WHAT TO WORK ON:
Filter these entries, keeping only lines that hold the word "Zuglasche".

DATASET RECORDS:
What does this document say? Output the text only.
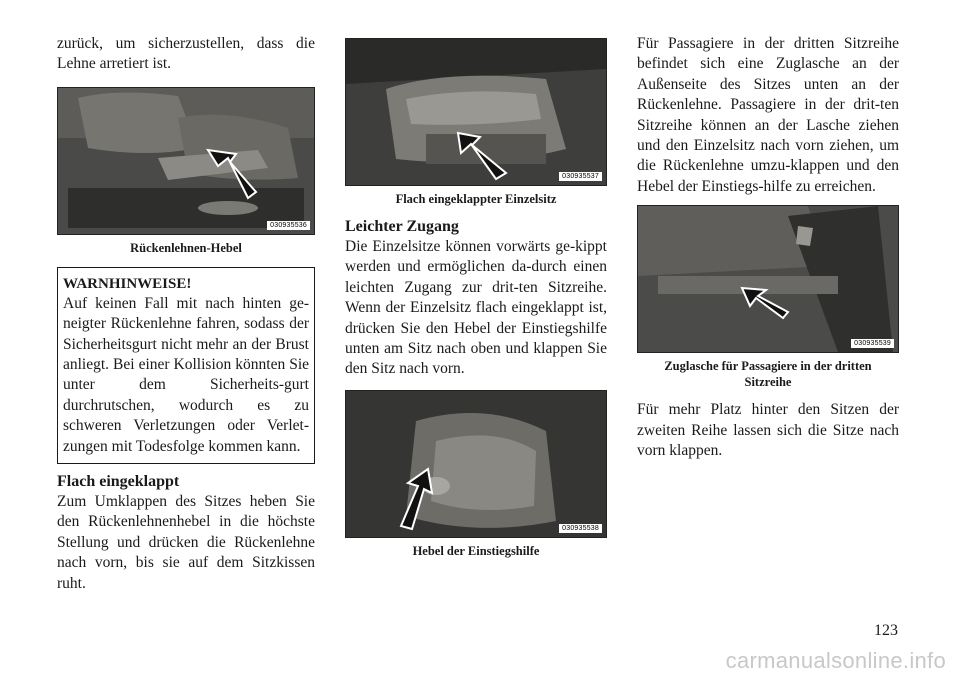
zurück, um sicherzustellen, dass die Lehne arretiert ist.

030935536

Rückenlehnen-Hebel

WARNHINWEISE!

Auf keinen Fall mit nach hinten ge-neigter Rückenlehne fahren, sodass der Sicherheitsgurt nicht mehr an der Brust anliegt. Bei einer Kollision könnten Sie unter dem Sicherheits-gurt durchrutschen, wodurch es zu schweren Verletzungen oder Verlet-zungen mit Todesfolge kommen kann.

Flach eingeklappt

Zum Umklappen des Sitzes heben Sie den Rückenlehnenhebel in die höchste Stellung und drücken die Rückenlehne nach vorn, bis sie auf dem Sitzkissen ruht.

030935537

Flach eingeklappter Einzelsitz

Leichter Zugang

Die Einzelsitze können vorwärts ge-kippt werden und ermöglichen da-durch einen leichten Zugang zur drit-ten Sitzreihe. Wenn der Einzelsitz flach eingeklappt ist, drücken Sie den Hebel der Einstiegshilfe unten am Sitz nach oben und klappen Sie den Sitz nach vorn.

030935538

Hebel der Einstiegshilfe

Für Passagiere in der dritten Sitzreihe befindet sich eine Zuglasche an der Außenseite des Sitzes unten an der Rückenlehne. Passagiere in der drit-ten Sitzreihe können an der Lasche ziehen und den Einzelsitz nach vorn ziehen, um die Rückenlehne umzu-klappen und den Hebel der Einstiegs-hilfe zu erreichen.

030935539

Zuglasche für Passagiere in der dritten Sitzreihe

Für mehr Platz hinter den Sitzen der zweiten Reihe lassen sich die Sitze nach vorn klappen.

123
carmanualsonline.info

ANSWER TO THE TASK:
Für Passagiere in der dritten Sitzreihe befindet sich eine Zuglasche an der Außenseite des Sitzes unten an der Rückenlehne. Passagiere in der drit-ten Sitzreihe können an der Lasche ziehen und den Einzelsitz nach vorn ziehen, um die Rückenlehne umzu-klappen und den Hebel der Einstiegs-hilfe zu erreichen.
Zuglasche für Passagiere in der dritten Sitzreihe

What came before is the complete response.